Goal:
Identify the lines that contain the word "name" and copy each one.

Data for this exercise start

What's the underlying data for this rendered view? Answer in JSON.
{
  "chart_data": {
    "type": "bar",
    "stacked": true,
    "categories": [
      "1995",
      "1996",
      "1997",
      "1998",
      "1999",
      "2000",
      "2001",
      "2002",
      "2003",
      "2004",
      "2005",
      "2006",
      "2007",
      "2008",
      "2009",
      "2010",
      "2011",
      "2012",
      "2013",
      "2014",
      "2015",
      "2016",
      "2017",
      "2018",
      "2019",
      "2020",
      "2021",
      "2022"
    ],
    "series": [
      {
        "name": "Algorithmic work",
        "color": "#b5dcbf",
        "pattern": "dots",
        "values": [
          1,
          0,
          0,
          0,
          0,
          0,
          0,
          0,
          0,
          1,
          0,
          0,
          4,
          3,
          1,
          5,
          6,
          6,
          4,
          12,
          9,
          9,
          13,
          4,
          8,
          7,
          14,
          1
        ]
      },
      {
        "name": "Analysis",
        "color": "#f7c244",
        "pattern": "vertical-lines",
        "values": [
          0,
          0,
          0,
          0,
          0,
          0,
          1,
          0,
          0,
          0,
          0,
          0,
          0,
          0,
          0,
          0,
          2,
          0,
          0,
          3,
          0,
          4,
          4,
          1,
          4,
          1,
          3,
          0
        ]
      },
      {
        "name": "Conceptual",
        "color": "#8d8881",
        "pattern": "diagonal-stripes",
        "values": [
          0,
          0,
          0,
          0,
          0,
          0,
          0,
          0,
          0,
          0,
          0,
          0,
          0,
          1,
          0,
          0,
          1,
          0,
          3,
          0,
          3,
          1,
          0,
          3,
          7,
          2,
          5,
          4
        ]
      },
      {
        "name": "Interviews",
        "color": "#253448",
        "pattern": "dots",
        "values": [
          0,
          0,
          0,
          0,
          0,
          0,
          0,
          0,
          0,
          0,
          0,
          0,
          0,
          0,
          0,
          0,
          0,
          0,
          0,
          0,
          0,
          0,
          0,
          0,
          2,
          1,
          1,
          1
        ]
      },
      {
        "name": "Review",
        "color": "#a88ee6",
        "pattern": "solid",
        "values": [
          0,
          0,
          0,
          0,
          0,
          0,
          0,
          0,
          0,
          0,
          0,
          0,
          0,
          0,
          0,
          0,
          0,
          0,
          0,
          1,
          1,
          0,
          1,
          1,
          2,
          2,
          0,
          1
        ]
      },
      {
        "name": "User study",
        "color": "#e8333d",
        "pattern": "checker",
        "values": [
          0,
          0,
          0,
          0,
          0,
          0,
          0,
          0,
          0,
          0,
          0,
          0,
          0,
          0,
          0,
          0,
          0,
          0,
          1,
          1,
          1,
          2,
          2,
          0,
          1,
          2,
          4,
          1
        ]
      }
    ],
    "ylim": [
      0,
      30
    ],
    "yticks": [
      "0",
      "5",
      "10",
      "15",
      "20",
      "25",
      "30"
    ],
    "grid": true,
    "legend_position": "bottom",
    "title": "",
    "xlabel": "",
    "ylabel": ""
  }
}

Data for this exercise end

Right answer:
        "name": "Algorithmic work",
        "name": "Analysis",
        "name": "Conceptual",
        "name": "Interviews",
        "name": "Review",
        "name": "User study",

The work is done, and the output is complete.